__Directions__
Transcribe every record in full, keeping it exactly the same.

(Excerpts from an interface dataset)
#####

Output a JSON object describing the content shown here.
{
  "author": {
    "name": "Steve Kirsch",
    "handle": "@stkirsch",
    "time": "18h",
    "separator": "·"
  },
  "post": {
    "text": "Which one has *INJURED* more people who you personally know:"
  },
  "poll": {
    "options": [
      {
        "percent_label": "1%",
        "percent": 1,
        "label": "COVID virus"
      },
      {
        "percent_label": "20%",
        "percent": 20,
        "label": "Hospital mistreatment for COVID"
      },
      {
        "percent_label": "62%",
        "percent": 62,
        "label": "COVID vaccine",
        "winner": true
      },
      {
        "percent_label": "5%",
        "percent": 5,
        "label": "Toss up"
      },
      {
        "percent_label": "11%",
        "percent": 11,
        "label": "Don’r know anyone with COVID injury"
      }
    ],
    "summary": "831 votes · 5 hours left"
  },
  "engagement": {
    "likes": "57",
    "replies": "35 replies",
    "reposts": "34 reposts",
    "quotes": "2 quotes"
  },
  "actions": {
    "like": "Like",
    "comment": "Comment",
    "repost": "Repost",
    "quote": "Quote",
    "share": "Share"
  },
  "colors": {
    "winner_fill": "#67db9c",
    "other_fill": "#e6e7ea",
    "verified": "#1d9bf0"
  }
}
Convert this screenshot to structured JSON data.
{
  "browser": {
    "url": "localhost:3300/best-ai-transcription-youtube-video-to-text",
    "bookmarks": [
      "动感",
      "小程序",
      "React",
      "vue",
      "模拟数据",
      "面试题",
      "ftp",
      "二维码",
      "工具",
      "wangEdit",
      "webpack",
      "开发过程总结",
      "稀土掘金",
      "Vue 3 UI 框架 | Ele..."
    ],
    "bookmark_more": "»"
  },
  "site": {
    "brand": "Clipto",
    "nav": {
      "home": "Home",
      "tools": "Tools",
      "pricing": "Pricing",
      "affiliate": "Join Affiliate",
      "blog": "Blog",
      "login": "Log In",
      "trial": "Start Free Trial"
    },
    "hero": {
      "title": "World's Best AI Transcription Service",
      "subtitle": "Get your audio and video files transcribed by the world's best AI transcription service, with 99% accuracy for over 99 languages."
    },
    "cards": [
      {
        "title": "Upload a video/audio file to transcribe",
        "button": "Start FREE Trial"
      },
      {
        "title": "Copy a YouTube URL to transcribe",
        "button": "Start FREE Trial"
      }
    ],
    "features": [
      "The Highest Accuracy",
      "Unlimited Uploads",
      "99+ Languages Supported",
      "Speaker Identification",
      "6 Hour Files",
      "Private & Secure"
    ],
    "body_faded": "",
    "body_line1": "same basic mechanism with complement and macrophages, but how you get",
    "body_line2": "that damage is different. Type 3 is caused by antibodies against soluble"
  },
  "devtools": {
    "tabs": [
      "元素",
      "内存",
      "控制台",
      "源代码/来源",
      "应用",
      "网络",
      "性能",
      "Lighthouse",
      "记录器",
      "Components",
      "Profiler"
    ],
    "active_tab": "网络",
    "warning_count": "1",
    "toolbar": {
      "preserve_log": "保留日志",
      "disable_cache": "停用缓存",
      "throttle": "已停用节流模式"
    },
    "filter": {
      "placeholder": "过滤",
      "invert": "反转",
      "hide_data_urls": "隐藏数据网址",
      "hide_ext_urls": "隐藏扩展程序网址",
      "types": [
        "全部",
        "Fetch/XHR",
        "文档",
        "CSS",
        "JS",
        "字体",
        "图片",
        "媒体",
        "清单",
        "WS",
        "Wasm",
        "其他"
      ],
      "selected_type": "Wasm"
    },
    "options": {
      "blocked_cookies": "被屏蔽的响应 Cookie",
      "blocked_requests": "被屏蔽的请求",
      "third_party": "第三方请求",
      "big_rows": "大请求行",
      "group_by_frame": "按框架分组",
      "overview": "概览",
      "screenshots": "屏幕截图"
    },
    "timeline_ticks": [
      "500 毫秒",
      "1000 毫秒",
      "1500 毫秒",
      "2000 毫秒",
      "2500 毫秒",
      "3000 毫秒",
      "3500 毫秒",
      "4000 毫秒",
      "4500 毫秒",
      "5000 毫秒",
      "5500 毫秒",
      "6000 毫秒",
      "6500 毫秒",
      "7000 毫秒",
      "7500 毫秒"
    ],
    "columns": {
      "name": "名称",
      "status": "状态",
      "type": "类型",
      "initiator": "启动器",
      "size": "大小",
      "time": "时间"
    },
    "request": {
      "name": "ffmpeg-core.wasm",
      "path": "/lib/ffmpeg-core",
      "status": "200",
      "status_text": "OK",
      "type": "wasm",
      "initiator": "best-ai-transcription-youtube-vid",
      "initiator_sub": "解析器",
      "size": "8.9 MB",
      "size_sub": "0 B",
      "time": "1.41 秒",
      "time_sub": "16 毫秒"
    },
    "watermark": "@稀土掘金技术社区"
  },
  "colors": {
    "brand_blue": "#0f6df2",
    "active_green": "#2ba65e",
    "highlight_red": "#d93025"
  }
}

#####

__Reply__
Output a JSON object describing the content shown here.
{
  "author": {
    "name": "Steve Kirsch",
    "handle": "@stkirsch",
    "time": "18h",
    "separator": "·"
  },
  "post": {
    "text": "Which one has *INJURED* more people who you personally know:"
  },
  "poll": {
    "options": [
      {
        "percent_label": "1%",
        "percent": 1,
        "label": "COVID virus"
      },
      {
        "percent_label": "20%",
        "percent": 20,
        "label": "Hospital mistreatment for COVID"
      },
      {
        "percent_label": "62%",
        "percent": 62,
        "label": "COVID vaccine",
        "winner": true
      },
      {
        "percent_label": "5%",
        "percent": 5,
        "label": "Toss up"
      },
      {
        "percent_label": "11%",
        "percent": 11,
        "label": "Don’r know anyone with COVID injury"
      }
    ],
    "summary": "831 votes · 5 hours left"
  },
  "engagement": {
    "likes": "57",
    "replies": "35 replies",
    "reposts": "34 reposts",
    "quotes": "2 quotes"
  },
  "actions": {
    "like": "Like",
    "comment": "Comment",
    "repost": "Repost",
    "quote": "Quote",
    "share": "Share"
  },
  "colors": {
    "winner_fill": "#67db9c",
    "other_fill": "#e6e7ea",
    "verified": "#1d9bf0"
  }
}
Convert this screenshot to structured JSON data.
{
  "browser": {
    "url": "localhost:3300/best-ai-transcription-youtube-video-to-text",
    "bookmarks": [
      "动感",
      "小程序",
      "React",
      "vue",
      "模拟数据",
      "面试题",
      "ftp",
      "二维码",
      "工具",
      "wangEdit",
      "webpack",
      "开发过程总结",
      "稀土掘金",
      "Vue 3 UI 框架 | Ele..."
    ],
    "bookmark_more": "»"
  },
  "site": {
    "brand": "Clipto",
    "nav": {
      "home": "Home",
      "tools": "Tools",
      "pricing": "Pricing",
      "affiliate": "Join Affiliate",
      "blog": "Blog",
      "login": "Log In",
      "trial": "Start Free Trial"
    },
    "hero": {
      "title": "World's Best AI Transcription Service",
      "subtitle": "Get your audio and video files transcribed by the world's best AI transcription service, with 99% accuracy for over 99 languages."
    },
    "cards": [
      {
        "title": "Upload a video/audio file to transcribe",
        "button": "Start FREE Trial"
      },
      {
        "title": "Copy a YouTube URL to transcribe",
        "button": "Start FREE Trial"
      }
    ],
    "features": [
      "The Highest Accuracy",
      "Unlimited Uploads",
      "99+ Languages Supported",
      "Speaker Identification",
      "6 Hour Files",
      "Private & Secure"
    ],
    "body_faded": "",
    "body_line1": "same basic mechanism with complement and macrophages, but how you get",
    "body_line2": "that damage is different. Type 3 is caused by antibodies against soluble"
  },
  "devtools": {
    "tabs": [
      "元素",
      "内存",
      "控制台",
      "源代码/来源",
      "应用",
      "网络",
      "性能",
      "Lighthouse",
      "记录器",
      "Components",
      "Profiler"
    ],
    "active_tab": "网络",
    "warning_count": "1",
    "toolbar": {
      "preserve_log": "保留日志",
      "disable_cache": "停用缓存",
      "throttle": "已停用节流模式"
    },
    "filter": {
      "placeholder": "过滤",
      "invert": "反转",
      "hide_data_urls": "隐藏数据网址",
      "hide_ext_urls": "隐藏扩展程序网址",
      "types": [
        "全部",
        "Fetch/XHR",
        "文档",
        "CSS",
        "JS",
        "字体",
        "图片",
        "媒体",
        "清单",
        "WS",
        "Wasm",
        "其他"
      ],
      "selected_type": "Wasm"
    },
    "options": {
      "blocked_cookies": "被屏蔽的响应 Cookie",
      "blocked_requests": "被屏蔽的请求",
      "third_party": "第三方请求",
      "big_rows": "大请求行",
      "group_by_frame": "按框架分组",
      "overview": "概览",
      "screenshots": "屏幕截图"
    },
    "timeline_ticks": [
      "500 毫秒",
      "1000 毫秒",
      "1500 毫秒",
      "2000 毫秒",
      "2500 毫秒",
      "3000 毫秒",
      "3500 毫秒",
      "4000 毫秒",
      "4500 毫秒",
      "5000 毫秒",
      "5500 毫秒",
      "6000 毫秒",
      "6500 毫秒",
      "7000 毫秒",
      "7500 毫秒"
    ],
    "columns": {
      "name": "名称",
      "status": "状态",
      "type": "类型",
      "initiator": "启动器",
      "size": "大小",
      "time": "时间"
    },
    "request": {
      "name": "ffmpeg-core.wasm",
      "path": "/lib/ffmpeg-core",
      "status": "200",
      "status_text": "OK",
      "type": "wasm",
      "initiator": "best-ai-transcription-youtube-vid",
      "initiator_sub": "解析器",
      "size": "8.9 MB",
      "size_sub": "0 B",
      "time": "1.41 秒",
      "time_sub": "16 毫秒"
    },
    "watermark": "@稀土掘金技术社区"
  },
  "colors": {
    "brand_blue": "#0f6df2",
    "active_green": "#2ba65e",
    "highlight_red": "#d93025"
  }
}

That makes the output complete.